Gather every line in the records below that has the word "telescopic" in it, and copy each of those lines in full.
======== MATERIAL PROVIDED ========
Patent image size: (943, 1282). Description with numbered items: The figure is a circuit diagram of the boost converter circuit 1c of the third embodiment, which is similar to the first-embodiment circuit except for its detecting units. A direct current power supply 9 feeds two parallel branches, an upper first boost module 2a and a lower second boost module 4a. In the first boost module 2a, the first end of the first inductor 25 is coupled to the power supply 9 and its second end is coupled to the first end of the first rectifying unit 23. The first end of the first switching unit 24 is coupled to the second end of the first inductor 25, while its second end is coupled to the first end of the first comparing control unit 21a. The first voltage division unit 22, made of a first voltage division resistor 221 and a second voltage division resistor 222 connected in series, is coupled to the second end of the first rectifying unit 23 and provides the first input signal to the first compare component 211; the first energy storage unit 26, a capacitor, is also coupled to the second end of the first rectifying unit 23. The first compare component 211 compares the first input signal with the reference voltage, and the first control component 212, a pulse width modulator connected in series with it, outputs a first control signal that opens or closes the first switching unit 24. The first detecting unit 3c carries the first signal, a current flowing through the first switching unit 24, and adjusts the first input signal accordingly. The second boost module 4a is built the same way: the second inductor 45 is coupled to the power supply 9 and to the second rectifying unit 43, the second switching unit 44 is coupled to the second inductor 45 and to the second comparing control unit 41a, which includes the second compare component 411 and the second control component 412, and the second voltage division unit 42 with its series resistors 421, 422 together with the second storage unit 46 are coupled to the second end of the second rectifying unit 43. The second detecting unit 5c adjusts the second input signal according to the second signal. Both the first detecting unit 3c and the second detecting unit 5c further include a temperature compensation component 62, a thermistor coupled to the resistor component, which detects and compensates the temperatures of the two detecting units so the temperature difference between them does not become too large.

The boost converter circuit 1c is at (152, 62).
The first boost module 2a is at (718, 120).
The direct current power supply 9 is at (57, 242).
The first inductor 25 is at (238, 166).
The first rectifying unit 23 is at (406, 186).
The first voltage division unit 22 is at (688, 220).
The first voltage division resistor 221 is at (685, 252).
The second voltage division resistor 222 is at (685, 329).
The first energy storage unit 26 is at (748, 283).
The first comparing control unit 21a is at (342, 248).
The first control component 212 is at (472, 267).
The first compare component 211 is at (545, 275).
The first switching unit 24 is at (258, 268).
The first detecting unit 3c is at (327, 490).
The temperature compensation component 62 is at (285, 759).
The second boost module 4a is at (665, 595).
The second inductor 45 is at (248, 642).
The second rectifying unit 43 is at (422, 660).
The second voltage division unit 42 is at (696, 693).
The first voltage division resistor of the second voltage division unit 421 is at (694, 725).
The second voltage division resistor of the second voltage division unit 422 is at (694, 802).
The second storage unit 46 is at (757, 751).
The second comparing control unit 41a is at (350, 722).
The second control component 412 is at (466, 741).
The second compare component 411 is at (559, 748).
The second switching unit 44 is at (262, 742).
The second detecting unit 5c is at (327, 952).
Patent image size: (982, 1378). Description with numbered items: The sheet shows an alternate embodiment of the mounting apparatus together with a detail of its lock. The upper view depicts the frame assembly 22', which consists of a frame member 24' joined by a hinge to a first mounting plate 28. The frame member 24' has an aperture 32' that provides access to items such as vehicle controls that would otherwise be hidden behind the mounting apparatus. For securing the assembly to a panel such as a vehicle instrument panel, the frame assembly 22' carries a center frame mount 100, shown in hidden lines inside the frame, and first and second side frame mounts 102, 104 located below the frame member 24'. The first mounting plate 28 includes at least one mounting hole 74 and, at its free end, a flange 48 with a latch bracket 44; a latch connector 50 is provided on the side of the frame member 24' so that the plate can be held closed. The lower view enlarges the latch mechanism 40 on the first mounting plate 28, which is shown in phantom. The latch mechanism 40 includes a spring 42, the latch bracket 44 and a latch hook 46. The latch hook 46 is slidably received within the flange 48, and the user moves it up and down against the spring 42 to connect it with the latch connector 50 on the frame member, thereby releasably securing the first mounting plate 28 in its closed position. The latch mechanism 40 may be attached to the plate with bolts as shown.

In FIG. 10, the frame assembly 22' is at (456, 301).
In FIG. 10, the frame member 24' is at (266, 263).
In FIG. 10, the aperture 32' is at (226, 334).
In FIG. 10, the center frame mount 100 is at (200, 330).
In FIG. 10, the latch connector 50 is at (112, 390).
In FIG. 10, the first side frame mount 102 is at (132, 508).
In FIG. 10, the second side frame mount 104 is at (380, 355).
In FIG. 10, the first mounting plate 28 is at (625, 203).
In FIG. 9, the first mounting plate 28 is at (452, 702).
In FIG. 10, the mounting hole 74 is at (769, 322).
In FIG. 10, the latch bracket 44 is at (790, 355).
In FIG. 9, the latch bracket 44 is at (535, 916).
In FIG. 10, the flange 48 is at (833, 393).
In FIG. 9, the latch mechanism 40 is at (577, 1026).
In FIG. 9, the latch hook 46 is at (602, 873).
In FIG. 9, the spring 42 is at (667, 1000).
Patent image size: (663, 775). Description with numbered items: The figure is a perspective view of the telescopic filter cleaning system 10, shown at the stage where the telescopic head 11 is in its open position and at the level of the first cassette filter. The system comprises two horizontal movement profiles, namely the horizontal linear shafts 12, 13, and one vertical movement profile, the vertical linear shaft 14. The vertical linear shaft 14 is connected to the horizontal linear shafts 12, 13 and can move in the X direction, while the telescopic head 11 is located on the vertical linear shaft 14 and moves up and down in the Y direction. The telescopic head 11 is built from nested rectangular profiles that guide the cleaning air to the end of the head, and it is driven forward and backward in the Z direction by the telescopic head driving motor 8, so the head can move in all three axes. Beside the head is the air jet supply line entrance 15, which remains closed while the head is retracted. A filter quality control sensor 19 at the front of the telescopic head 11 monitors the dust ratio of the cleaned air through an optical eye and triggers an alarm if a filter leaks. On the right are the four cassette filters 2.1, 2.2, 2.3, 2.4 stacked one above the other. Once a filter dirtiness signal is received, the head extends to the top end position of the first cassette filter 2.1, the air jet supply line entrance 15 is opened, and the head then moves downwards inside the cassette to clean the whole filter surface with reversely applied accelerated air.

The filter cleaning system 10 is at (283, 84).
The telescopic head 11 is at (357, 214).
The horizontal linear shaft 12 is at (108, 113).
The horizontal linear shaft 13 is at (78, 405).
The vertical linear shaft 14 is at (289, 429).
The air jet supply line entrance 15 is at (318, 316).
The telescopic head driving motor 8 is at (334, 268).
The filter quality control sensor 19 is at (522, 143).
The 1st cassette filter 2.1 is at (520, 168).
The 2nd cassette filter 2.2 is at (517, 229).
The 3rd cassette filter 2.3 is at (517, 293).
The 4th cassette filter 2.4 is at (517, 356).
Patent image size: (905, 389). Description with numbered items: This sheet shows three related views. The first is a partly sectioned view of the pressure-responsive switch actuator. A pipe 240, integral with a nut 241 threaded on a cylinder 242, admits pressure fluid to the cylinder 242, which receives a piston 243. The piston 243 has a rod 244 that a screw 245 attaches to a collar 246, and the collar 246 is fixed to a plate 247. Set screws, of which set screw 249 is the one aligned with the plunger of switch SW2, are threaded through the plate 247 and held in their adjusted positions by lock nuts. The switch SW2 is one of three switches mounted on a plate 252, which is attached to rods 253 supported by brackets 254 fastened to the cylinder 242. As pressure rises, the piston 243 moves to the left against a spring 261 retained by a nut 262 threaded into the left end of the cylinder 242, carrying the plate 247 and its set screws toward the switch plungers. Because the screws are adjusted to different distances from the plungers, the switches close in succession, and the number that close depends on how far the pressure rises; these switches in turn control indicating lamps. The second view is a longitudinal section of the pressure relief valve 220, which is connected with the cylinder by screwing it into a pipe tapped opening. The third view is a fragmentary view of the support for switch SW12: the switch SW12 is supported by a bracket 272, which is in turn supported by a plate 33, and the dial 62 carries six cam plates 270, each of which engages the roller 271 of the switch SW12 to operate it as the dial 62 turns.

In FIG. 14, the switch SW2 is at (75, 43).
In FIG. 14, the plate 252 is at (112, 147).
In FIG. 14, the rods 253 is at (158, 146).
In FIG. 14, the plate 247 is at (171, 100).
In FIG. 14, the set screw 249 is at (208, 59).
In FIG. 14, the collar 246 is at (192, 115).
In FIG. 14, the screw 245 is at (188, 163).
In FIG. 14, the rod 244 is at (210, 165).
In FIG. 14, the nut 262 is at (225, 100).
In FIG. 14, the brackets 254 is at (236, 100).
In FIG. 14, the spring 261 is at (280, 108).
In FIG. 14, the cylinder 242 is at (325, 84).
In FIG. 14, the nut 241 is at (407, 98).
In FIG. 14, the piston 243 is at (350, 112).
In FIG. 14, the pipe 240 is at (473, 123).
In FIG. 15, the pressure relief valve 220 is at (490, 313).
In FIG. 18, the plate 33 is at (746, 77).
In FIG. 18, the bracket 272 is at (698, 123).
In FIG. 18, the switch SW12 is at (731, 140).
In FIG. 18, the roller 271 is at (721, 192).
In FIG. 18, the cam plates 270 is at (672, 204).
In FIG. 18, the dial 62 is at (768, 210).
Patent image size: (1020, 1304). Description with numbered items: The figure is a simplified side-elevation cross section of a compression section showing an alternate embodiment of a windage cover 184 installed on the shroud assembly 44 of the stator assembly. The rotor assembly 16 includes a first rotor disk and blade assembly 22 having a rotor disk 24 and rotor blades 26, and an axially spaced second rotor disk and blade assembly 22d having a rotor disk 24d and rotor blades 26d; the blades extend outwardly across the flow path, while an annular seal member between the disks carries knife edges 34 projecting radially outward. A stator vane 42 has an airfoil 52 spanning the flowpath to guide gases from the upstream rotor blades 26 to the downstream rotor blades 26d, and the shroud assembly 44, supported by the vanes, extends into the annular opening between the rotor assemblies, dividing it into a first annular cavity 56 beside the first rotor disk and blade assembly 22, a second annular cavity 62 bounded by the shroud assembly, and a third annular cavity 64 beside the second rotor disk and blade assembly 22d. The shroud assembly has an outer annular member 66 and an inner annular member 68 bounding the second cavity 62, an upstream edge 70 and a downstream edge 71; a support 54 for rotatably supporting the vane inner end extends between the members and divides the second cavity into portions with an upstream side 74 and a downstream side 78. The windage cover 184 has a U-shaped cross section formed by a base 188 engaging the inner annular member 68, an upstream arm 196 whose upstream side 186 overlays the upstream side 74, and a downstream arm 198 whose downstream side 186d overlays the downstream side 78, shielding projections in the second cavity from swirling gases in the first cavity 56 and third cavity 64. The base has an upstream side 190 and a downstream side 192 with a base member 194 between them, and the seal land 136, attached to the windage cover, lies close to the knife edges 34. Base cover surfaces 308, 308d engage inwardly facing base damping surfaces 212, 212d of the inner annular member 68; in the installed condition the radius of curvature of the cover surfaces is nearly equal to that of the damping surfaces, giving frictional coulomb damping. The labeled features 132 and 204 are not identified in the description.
========
— WORKED ANSWER —
Patent image size: (663, 775). Description with numbered items: The figure is a perspective view of the telescopic filter cleaning system 10, shown at the stage where the telescopic head 11 is in its open position and at the level of the first cassette filter. The system comprises two horizontal movement profiles, namely the horizontal linear shafts 12, 13, and one vertical movement profile, the vertical linear shaft 14. The vertical linear shaft 14 is connected to the horizontal linear shafts 12, 13 and can move in the X direction, while the telescopic head 11 is located on the vertical linear shaft 14 and moves up and down in the Y direction. The telescopic head 11 is built from nested rectangular profiles that guide the cleaning air to the end of the head, and it is driven forward and backward in the Z direction by the telescopic head driving motor 8, so the head can move in all three axes. Beside the head is the air jet supply line entrance 15, which remains closed while the head is retracted. A filter quality control sensor 19 at the front of the telescopic head 11 monitors the dust ratio of the cleaned air through an optical eye and triggers an alarm if a filter leaks. On the right are the four cassette filters 2.1, 2.2, 2.3, 2.4 stacked one above the other. Once a filter dirtiness signal is received, the head extends to the top end position of the first cassette filter 2.1, the air jet supply line entrance 15 is opened, and the head then moves downwards inside the cassette to clean the whole filter surface with reversely applied accelerated air.
The telescopic head 11 is at (357, 214).
The telescopic head driving motor 8 is at (334, 268).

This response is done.